■ **Extracted material**

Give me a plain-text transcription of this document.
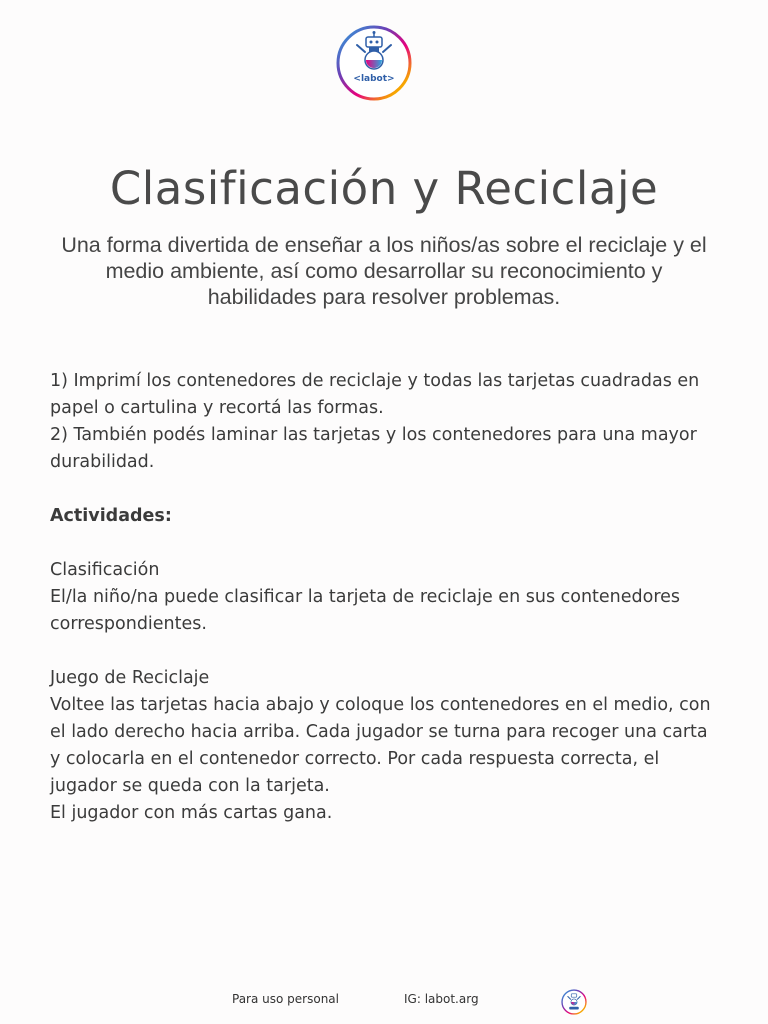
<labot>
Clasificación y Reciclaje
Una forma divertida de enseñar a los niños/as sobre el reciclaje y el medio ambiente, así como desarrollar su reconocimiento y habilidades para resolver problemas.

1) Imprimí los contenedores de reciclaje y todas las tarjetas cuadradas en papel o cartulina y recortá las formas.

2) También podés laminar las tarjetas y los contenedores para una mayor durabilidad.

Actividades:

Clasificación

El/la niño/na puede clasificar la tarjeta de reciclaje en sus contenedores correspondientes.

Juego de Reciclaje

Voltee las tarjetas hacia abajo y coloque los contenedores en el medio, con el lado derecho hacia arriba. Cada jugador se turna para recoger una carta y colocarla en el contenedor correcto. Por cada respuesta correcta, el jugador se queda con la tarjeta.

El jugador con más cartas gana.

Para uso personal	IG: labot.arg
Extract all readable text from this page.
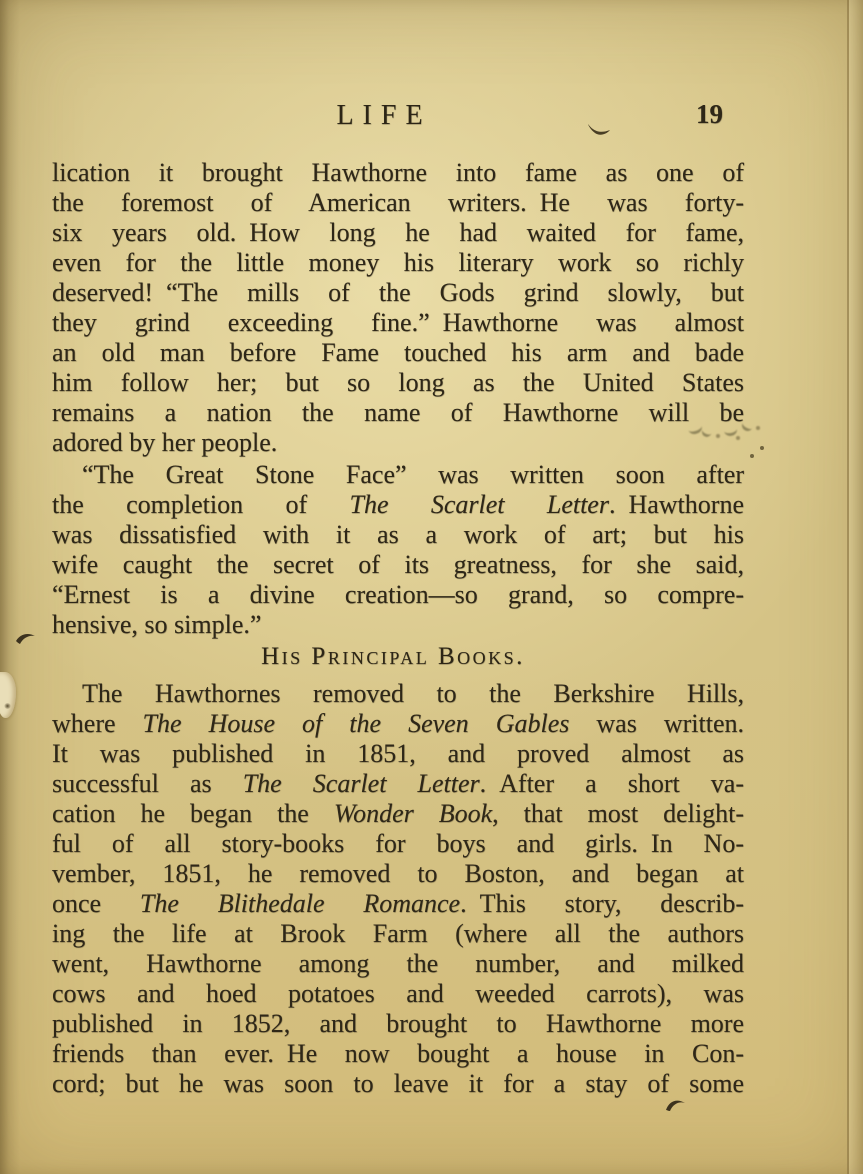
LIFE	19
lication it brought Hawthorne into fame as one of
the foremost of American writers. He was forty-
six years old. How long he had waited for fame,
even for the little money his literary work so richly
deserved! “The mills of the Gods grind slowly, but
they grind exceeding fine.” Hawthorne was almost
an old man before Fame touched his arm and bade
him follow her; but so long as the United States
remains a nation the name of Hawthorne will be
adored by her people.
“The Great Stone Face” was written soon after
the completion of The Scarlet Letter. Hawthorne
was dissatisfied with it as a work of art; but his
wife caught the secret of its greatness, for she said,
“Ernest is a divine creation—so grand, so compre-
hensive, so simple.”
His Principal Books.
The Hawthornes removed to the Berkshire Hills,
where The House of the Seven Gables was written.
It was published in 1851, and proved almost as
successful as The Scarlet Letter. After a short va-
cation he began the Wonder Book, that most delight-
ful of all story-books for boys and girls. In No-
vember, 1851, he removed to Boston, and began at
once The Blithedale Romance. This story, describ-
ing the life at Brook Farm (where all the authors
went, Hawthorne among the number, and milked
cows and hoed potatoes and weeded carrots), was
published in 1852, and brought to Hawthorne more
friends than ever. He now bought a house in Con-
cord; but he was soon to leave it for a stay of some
* * *
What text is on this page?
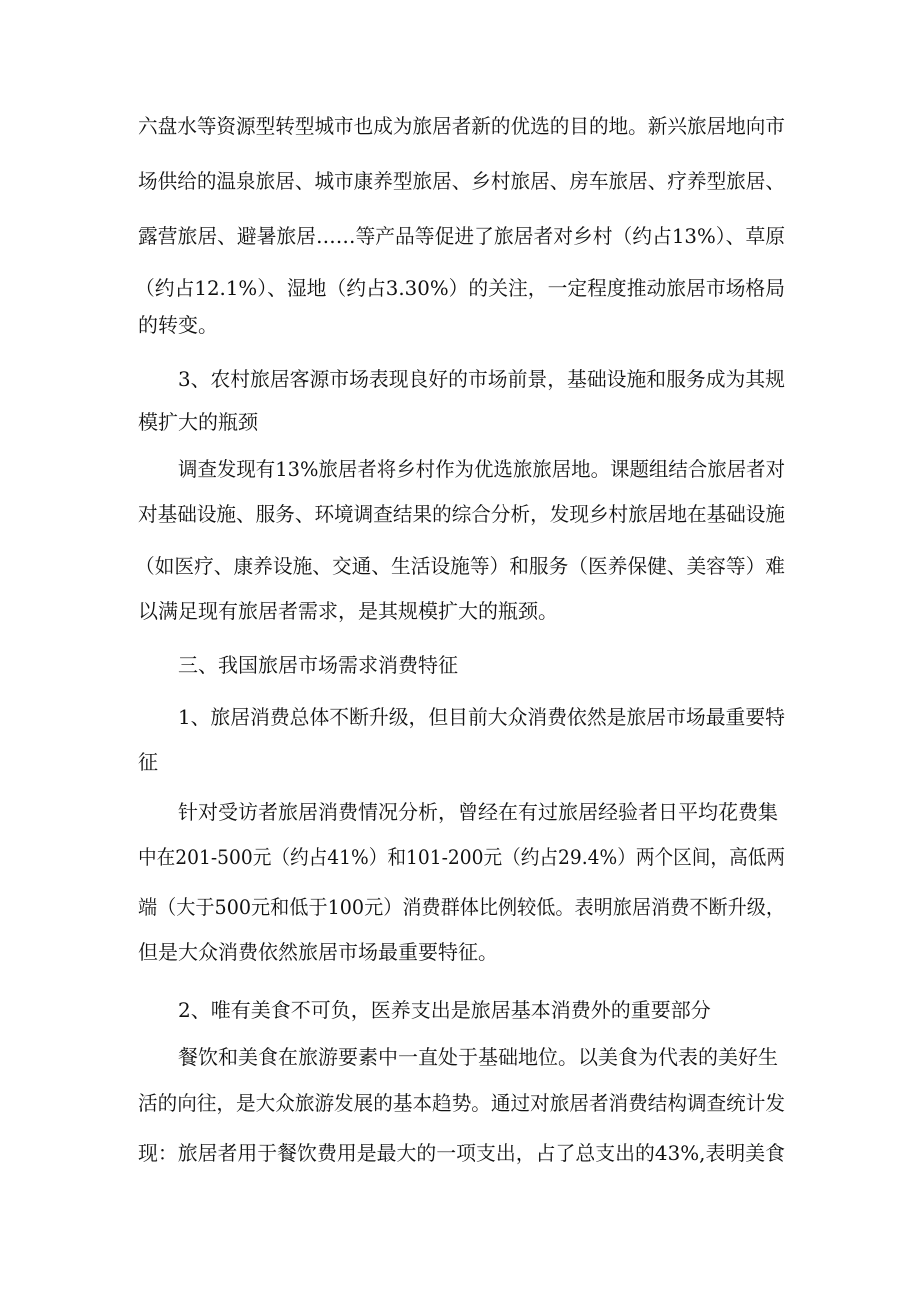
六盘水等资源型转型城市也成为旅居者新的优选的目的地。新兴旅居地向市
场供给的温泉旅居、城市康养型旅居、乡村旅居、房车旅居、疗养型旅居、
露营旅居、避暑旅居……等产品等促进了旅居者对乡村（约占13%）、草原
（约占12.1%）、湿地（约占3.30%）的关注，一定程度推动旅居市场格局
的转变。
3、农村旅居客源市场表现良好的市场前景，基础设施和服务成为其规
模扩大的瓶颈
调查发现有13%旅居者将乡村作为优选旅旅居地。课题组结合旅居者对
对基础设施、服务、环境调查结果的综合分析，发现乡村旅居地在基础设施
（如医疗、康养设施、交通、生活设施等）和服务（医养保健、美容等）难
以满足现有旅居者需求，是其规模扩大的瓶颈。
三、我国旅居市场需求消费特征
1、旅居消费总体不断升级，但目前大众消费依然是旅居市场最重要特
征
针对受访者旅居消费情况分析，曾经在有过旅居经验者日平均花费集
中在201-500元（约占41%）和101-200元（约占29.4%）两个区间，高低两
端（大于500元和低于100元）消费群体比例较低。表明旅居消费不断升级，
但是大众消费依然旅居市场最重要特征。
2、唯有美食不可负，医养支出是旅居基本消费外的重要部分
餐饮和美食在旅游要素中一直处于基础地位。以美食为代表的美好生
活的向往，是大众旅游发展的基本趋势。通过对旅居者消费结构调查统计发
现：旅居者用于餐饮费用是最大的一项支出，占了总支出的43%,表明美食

■ **Task objective**
Say how many lines above contain the string "long". Answer with the number only.

■ **Task result**
2